- DIRECTIVE:
Leave the pictures out and print every record below exactly as it stands.

- EXERCISE MATERIALS:
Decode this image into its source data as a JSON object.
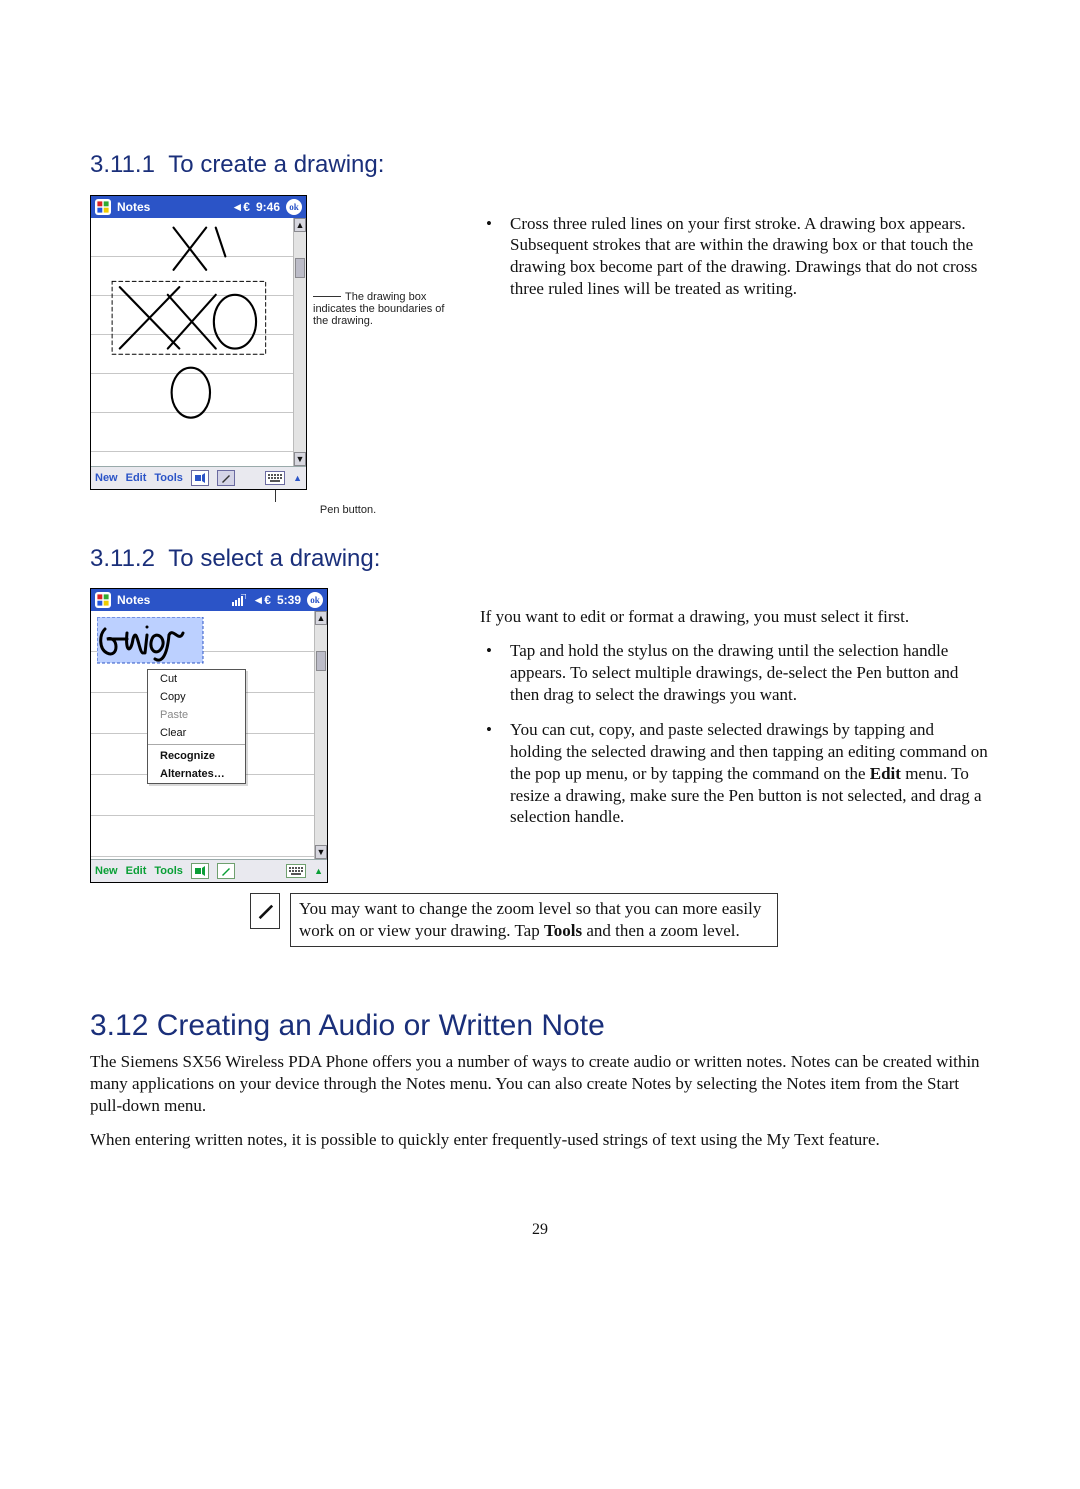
{
  "sections": {
    "s1": {
      "num": "3.11.1",
      "title": "To create a drawing:"
    },
    "s2": {
      "num": "3.11.2",
      "title": "To select a drawing:"
    },
    "s3": {
      "num": "3.12",
      "title": "Creating an Audio or Written Note"
    }
  },
  "screenshot1": {
    "app_title": "Notes",
    "clock_prefix": "◄€",
    "clock": "9:46",
    "ok": "ok",
    "menubar": {
      "new": "New",
      "edit": "Edit",
      "tools": "Tools"
    },
    "callout": "The drawing box indicates the boundaries of the drawing.",
    "pen_label": "Pen button."
  },
  "bullets1": [
    "Cross three ruled lines on your first stroke. A drawing box appears. Subsequent strokes that are within the drawing box or that touch the drawing box become part of the drawing. Drawings that do not cross three ruled lines will be treated as writing."
  ],
  "screenshot2": {
    "app_title": "Notes",
    "signal_icon": "signal-icon",
    "clock_prefix": "◄€",
    "clock": "5:39",
    "ok": "ok",
    "menubar": {
      "new": "New",
      "edit": "Edit",
      "tools": "Tools"
    },
    "ctxmenu": {
      "cut": "Cut",
      "copy": "Copy",
      "paste": "Paste",
      "clear": "Clear",
      "recognize": "Recognize",
      "alternates": "Alternates…"
    }
  },
  "s2_intro": "If you want to edit or format a drawing, you must select it first.",
  "bullets2": [
    "Tap and hold the stylus on the drawing until the selection handle appears. To select multiple drawings, de-select the Pen button and then drag to select the drawings you want.",
    "You can cut, copy, and paste selected drawings by tapping and holding the selected drawing and then tapping an editing command on the pop up menu, or by tapping the command on the Edit menu. To resize a drawing, make sure the Pen button is not selected, and drag a selection handle."
  ],
  "bullets2_bold": {
    "word": "Edit"
  },
  "tip": {
    "pre": "You may want to change the zoom level so that you can more easily work on or view your drawing. Tap ",
    "bold": "Tools",
    "post": " and then a zoom level."
  },
  "s3_paras": [
    "The Siemens SX56 Wireless PDA Phone offers you a number of ways to create audio or written notes.  Notes can be created within many applications on your device through the Notes menu.  You can also create Notes by selecting the Notes item from the Start pull-down menu.",
    "When entering written notes, it is possible to quickly enter frequently-used strings of text using the My Text feature."
  ],
  "page_number": "29"
}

- SOLUTION TO THIS PROBLEM:
Decode this image into its source data as a JSON object.
{
  "sections": {
    "s1": {
      "num": "3.11.1",
      "title": "To create a drawing:"
    },
    "s2": {
      "num": "3.11.2",
      "title": "To select a drawing:"
    },
    "s3": {
      "num": "3.12",
      "title": "Creating an Audio or Written Note"
    }
  },
  "screenshot1": {
    "app_title": "Notes",
    "clock_prefix": "◄€",
    "clock": "9:46",
    "ok": "ok",
    "menubar": {
      "new": "New",
      "edit": "Edit",
      "tools": "Tools"
    },
    "callout": "The drawing box indicates the boundaries of the drawing.",
    "pen_label": "Pen button."
  },
  "bullets1": [
    "Cross three ruled lines on your first stroke. A drawing box appears. Subsequent strokes that are within the drawing box or that touch the drawing box become part of the drawing. Drawings that do not cross three ruled lines will be treated as writing."
  ],
  "screenshot2": {
    "app_title": "Notes",
    "signal_icon": "signal-icon",
    "clock_prefix": "◄€",
    "clock": "5:39",
    "ok": "ok",
    "menubar": {
      "new": "New",
      "edit": "Edit",
      "tools": "Tools"
    },
    "ctxmenu": {
      "cut": "Cut",
      "copy": "Copy",
      "paste": "Paste",
      "clear": "Clear",
      "recognize": "Recognize",
      "alternates": "Alternates…"
    }
  },
  "s2_intro": "If you want to edit or format a drawing, you must select it first.",
  "bullets2": [
    "Tap and hold the stylus on the drawing until the selection handle appears. To select multiple drawings, de-select the Pen button and then drag to select the drawings you want.",
    "You can cut, copy, and paste selected drawings by tapping and holding the selected drawing and then tapping an editing command on the pop up menu, or by tapping the command on the Edit menu. To resize a drawing, make sure the Pen button is not selected, and drag a selection handle."
  ],
  "bullets2_bold": {
    "word": "Edit"
  },
  "tip": {
    "pre": "You may want to change the zoom level so that you can more easily work on or view your drawing. Tap ",
    "bold": "Tools",
    "post": " and then a zoom level."
  },
  "s3_paras": [
    "The Siemens SX56 Wireless PDA Phone offers you a number of ways to create audio or written notes.  Notes can be created within many applications on your device through the Notes menu.  You can also create Notes by selecting the Notes item from the Start pull-down menu.",
    "When entering written notes, it is possible to quickly enter frequently-used strings of text using the My Text feature."
  ],
  "page_number": "29"
}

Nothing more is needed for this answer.